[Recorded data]

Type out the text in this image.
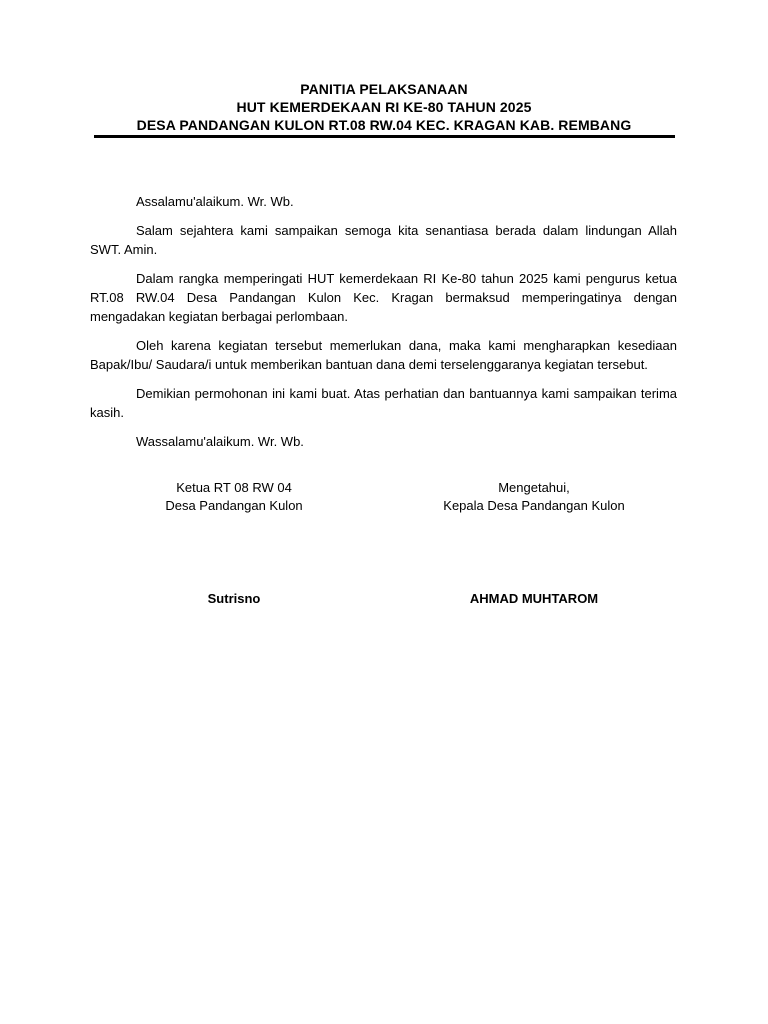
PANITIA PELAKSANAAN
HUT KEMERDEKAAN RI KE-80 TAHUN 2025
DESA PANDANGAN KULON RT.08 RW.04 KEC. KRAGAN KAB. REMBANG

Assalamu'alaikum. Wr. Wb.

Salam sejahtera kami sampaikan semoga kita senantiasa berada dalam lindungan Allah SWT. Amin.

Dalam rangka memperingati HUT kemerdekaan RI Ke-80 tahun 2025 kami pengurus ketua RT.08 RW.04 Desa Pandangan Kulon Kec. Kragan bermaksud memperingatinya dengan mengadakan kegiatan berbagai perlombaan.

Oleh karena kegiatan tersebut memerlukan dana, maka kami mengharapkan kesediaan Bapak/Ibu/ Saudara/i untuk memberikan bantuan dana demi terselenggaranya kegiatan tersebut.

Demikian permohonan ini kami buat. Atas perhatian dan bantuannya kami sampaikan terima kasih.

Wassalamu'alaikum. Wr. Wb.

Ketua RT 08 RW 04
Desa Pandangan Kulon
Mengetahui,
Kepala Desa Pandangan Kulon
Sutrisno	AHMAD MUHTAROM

TO BE DONE >> In the records above, find the lines containing "sampaikan" and copy them.

FINAL ANSWER >>
Salam sejahtera kami sampaikan semoga kita senantiasa berada dalam lindungan Allah SWT. Amin.
Demikian permohonan ini kami buat. Atas perhatian dan bantuannya kami sampaikan terima kasih.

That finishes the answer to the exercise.